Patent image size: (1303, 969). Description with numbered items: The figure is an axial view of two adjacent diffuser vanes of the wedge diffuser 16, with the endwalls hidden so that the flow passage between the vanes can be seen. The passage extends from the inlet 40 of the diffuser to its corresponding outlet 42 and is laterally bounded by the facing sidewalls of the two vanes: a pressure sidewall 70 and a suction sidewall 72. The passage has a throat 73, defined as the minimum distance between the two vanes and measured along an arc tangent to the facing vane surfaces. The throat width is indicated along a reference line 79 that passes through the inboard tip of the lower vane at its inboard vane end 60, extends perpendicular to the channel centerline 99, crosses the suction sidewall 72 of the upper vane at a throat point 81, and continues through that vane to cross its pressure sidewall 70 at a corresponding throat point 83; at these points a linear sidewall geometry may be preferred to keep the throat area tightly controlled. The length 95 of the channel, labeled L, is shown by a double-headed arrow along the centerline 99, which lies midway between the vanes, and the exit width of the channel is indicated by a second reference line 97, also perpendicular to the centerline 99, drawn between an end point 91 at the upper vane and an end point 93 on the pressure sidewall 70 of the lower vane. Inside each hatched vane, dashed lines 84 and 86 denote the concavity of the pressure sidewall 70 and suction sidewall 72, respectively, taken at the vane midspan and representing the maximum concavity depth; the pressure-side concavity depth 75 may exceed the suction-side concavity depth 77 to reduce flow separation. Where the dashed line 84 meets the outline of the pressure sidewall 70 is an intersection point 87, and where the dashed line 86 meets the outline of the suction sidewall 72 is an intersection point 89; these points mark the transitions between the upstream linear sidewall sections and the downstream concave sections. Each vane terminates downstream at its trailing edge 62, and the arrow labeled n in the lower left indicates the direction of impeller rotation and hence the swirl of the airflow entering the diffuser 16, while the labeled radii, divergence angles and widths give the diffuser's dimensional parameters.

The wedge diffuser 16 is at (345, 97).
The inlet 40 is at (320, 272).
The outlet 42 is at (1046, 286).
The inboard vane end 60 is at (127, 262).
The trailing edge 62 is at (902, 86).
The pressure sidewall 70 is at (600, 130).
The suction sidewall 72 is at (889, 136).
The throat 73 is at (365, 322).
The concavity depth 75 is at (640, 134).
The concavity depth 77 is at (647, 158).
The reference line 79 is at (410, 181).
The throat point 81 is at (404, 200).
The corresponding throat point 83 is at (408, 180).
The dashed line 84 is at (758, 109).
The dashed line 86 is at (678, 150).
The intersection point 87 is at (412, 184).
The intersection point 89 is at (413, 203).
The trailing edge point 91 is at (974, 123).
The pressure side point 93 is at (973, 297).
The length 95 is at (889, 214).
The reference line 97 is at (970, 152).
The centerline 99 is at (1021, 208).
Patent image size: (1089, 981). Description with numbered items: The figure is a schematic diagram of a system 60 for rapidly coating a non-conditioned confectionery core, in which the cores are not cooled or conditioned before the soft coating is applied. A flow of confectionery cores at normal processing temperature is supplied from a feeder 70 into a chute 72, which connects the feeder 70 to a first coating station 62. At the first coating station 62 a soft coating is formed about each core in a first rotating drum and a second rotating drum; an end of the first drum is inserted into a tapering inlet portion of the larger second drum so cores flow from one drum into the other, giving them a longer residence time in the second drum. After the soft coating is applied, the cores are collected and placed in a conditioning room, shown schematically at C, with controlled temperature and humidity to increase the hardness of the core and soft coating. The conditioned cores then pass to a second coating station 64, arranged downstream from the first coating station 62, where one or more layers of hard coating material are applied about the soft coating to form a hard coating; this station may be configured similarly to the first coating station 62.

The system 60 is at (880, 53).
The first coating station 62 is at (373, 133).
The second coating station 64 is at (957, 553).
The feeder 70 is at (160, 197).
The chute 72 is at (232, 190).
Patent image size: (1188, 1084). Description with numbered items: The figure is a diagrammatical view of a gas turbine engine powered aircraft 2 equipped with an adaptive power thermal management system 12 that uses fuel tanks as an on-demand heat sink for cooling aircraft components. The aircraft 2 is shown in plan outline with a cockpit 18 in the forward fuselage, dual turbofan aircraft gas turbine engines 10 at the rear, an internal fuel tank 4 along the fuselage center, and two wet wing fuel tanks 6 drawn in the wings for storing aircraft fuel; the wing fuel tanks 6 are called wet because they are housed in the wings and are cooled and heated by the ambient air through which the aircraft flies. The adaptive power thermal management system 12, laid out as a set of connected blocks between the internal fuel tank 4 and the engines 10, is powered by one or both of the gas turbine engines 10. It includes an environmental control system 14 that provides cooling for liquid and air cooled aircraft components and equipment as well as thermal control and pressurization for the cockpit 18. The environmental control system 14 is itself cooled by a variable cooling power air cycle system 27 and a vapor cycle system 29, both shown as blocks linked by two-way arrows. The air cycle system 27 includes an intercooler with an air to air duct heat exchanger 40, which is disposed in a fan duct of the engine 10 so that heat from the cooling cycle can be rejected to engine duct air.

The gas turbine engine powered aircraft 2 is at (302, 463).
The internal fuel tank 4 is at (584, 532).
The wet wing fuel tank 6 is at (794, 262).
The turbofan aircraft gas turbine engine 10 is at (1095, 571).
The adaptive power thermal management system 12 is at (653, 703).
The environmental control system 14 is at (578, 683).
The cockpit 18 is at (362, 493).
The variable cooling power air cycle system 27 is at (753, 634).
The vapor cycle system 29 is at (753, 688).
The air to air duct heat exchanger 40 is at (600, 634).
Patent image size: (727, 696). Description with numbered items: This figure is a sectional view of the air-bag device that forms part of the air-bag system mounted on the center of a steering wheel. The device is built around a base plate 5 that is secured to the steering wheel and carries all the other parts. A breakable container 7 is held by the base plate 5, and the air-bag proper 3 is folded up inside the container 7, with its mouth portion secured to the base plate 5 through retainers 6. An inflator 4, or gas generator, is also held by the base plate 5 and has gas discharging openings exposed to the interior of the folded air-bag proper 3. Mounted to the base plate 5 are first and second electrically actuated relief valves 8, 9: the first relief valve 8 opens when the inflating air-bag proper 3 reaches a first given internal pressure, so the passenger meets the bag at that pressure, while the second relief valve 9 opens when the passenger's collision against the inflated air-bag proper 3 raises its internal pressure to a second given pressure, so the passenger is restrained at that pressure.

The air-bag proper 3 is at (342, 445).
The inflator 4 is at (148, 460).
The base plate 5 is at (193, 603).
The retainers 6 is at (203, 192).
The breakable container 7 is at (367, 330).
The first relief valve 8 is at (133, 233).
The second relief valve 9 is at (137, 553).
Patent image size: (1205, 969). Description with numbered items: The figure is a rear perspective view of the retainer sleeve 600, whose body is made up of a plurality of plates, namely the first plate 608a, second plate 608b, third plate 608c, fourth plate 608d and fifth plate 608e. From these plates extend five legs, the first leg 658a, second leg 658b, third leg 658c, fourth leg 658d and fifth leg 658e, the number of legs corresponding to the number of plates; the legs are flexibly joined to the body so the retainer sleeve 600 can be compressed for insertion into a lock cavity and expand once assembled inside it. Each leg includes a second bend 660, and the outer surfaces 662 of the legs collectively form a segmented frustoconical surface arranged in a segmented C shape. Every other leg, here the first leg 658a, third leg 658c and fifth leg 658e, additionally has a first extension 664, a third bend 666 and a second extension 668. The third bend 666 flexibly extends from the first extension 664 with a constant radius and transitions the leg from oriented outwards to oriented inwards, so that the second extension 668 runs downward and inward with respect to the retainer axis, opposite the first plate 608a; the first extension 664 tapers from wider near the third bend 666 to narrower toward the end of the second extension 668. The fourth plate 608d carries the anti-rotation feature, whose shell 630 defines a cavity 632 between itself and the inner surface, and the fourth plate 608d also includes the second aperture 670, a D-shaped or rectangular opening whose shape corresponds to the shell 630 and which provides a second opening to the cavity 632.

━━━━━━━━━━

## Task prompt
Please retype all the items above line for line, with no changes.

## Answer to this problem
Patent image size: (1303, 969). Description with numbered items: The figure is an axial view of two adjacent diffuser vanes of the wedge diffuser 16, with the endwalls hidden so that the flow passage between the vanes can be seen. The passage extends from the inlet 40 of the diffuser to its corresponding outlet 42 and is laterally bounded by the facing sidewalls of the two vanes: a pressure sidewall 70 and a suction sidewall 72. The passage has a throat 73, defined as the minimum distance between the two vanes and measured along an arc tangent to the facing vane surfaces. The throat width is indicated along a reference line 79 that passes through the inboard tip of the lower vane at its inboard vane end 60, extends perpendicular to the channel centerline 99, crosses the suction sidewall 72 of the upper vane at a throat point 81, and continues through that vane to cross its pressure sidewall 70 at a corresponding throat point 83; at these points a linear sidewall geometry may be preferred to keep the throat area tightly controlled. The length 95 of the channel, labeled L, is shown by a double-headed arrow along the centerline 99, which lies midway between the vanes, and the exit width of the channel is indicated by a second reference line 97, also perpendicular to the centerline 99, drawn between an end point 91 at the upper vane and an end point 93 on the pressure sidewall 70 of the lower vane. Inside each hatched vane, dashed lines 84 and 86 denote the concavity of the pressure sidewall 70 and suction sidewall 72, respectively, taken at the vane midspan and representing the maximum concavity depth; the pressure-side concavity depth 75 may exceed the suction-side concavity depth 77 to reduce flow separation. Where the dashed line 84 meets the outline of the pressure sidewall 70 is an intersection point 87, and where the dashed line 86 meets the outline of the suction sidewall 72 is an intersection point 89; these points mark the transitions between the upstream linear sidewall sections and the downstream concave sections. Each vane terminates downstream at its trailing edge 62, and the arrow labeled n in the lower left indicates the direction of impeller rotation and hence the swirl of the airflow entering the diffuser 16, while the labeled radii, divergence angles and widths give the diffuser's dimensional parameters.

The wedge diffuser 16 is at (345, 97).
The inlet 40 is at (320, 272).
The outlet 42 is at (1046, 286).
The inboard vane end 60 is at (127, 262).
The trailing edge 62 is at (902, 86).
The pressure sidewall 70 is at (600, 130).
The suction sidewall 72 is at (889, 136).
The throat 73 is at (365, 322).
The concavity depth 75 is at (640, 134).
The concavity depth 77 is at (647, 158).
The reference line 79 is at (410, 181).
The throat point 81 is at (404, 200).
The corresponding throat point 83 is at (408, 180).
The dashed line 84 is at (758, 109).
The dashed line 86 is at (678, 150).
The intersection point 87 is at (412, 184).
The intersection point 89 is at (413, 203).
The trailing edge point 91 is at (974, 123).
The pressure side point 93 is at (973, 297).
The length 95 is at (889, 214).
The reference line 97 is at (970, 152).
The centerline 99 is at (1021, 208).
Patent image size: (1089, 981). Description with numbered items: The figure is a schematic diagram of a system 60 for rapidly coating a non-conditioned confectionery core, in which the cores are not cooled or conditioned before the soft coating is applied. A flow of confectionery cores at normal processing temperature is supplied from a feeder 70 into a chute 72, which connects the feeder 70 to a first coating station 62. At the first coating station 62 a soft coating is formed about each core in a first rotating drum and a second rotating drum; an end of the first drum is inserted into a tapering inlet portion of the larger second drum so cores flow from one drum into the other, giving them a longer residence time in the second drum. After the soft coating is applied, the cores are collected and placed in a conditioning room, shown schematically at C, with controlled temperature and humidity to increase the hardness of the core and soft coating. The conditioned cores then pass to a second coating station 64, arranged downstream from the first coating station 62, where one or more layers of hard coating material are applied about the soft coating to form a hard coating; this station may be configured similarly to the first coating station 62.

The system 60 is at (880, 53).
The first coating station 62 is at (373, 133).
The second coating station 64 is at (957, 553).
The feeder 70 is at (160, 197).
The chute 72 is at (232, 190).
Patent image size: (1188, 1084). Description with numbered items: The figure is a diagrammatical view of a gas turbine engine powered aircraft 2 equipped with an adaptive power thermal management system 12 that uses fuel tanks as an on-demand heat sink for cooling aircraft components. The aircraft 2 is shown in plan outline with a cockpit 18 in the forward fuselage, dual turbofan aircraft gas turbine engines 10 at the rear, an internal fuel tank 4 along the fuselage center, and two wet wing fuel tanks 6 drawn in the wings for storing aircraft fuel; the wing fuel tanks 6 are called wet because they are housed in the wings and are cooled and heated by the ambient air through which the aircraft flies. The adaptive power thermal management system 12, laid out as a set of connected blocks between the internal fuel tank 4 and the engines 10, is powered by one or both of the gas turbine engines 10. It includes an environmental control system 14 that provides cooling for liquid and air cooled aircraft components and equipment as well as thermal control and pressurization for the cockpit 18. The environmental control system 14 is itself cooled by a variable cooling power air cycle system 27 and a vapor cycle system 29, both shown as blocks linked by two-way arrows. The air cycle system 27 includes an intercooler with an air to air duct heat exchanger 40, which is disposed in a fan duct of the engine 10 so that heat from the cooling cycle can be rejected to engine duct air.

The gas turbine engine powered aircraft 2 is at (302, 463).
The internal fuel tank 4 is at (584, 532).
The wet wing fuel tank 6 is at (794, 262).
The turbofan aircraft gas turbine engine 10 is at (1095, 571).
The adaptive power thermal management system 12 is at (653, 703).
The environmental control system 14 is at (578, 683).
The cockpit 18 is at (362, 493).
The variable cooling power air cycle system 27 is at (753, 634).
The vapor cycle system 29 is at (753, 688).
The air to air duct heat exchanger 40 is at (600, 634).
Patent image size: (727, 696). Description with numbered items: This figure is a sectional view of the air-bag device that forms part of the air-bag system mounted on the center of a steering wheel. The device is built around a base plate 5 that is secured to the steering wheel and carries all the other parts. A breakable container 7 is held by the base plate 5, and the air-bag proper 3 is folded up inside the container 7, with its mouth portion secured to the base plate 5 through retainers 6. An inflator 4, or gas generator, is also held by the base plate 5 and has gas discharging openings exposed to the interior of the folded air-bag proper 3. Mounted to the base plate 5 are first and second electrically actuated relief valves 8, 9: the first relief valve 8 opens when the inflating air-bag proper 3 reaches a first given internal pressure, so the passenger meets the bag at that pressure, while the second relief valve 9 opens when the passenger's collision against the inflated air-bag proper 3 raises its internal pressure to a second given pressure, so the passenger is restrained at that pressure.

The air-bag proper 3 is at (342, 445).
The inflator 4 is at (148, 460).
The base plate 5 is at (193, 603).
The retainers 6 is at (203, 192).
The breakable container 7 is at (367, 330).
The first relief valve 8 is at (133, 233).
The second relief valve 9 is at (137, 553).
Patent image size: (1205, 969). Description with numbered items: The figure is a rear perspective view of the retainer sleeve 600, whose body is made up of a plurality of plates, namely the first plate 608a, second plate 608b, third plate 608c, fourth plate 608d and fifth plate 608e. From these plates extend five legs, the first leg 658a, second leg 658b, third leg 658c, fourth leg 658d and fifth leg 658e, the number of legs corresponding to the number of plates; the legs are flexibly joined to the body so the retainer sleeve 600 can be compressed for insertion into a lock cavity and expand once assembled inside it. Each leg includes a second bend 660, and the outer surfaces 662 of the legs collectively form a segmented frustoconical surface arranged in a segmented C shape. Every other leg, here the first leg 658a, third leg 658c and fifth leg 658e, additionally has a first extension 664, a third bend 666 and a second extension 668. The third bend 666 flexibly extends from the first extension 664 with a constant radius and transitions the leg from oriented outwards to oriented inwards, so that the second extension 668 runs downward and inward with respect to the retainer axis, opposite the first plate 608a; the first extension 664 tapers from wider near the third bend 666 to narrower toward the end of the second extension 668. The fourth plate 608d carries the anti-rotation feature, whose shell 630 defines a cavity 632 between itself and the inner surface, and the fourth plate 608d also includes the second aperture 670, a D-shaped or rectangular opening whose shape corresponds to the shell 630 and which provides a second opening to the cavity 632.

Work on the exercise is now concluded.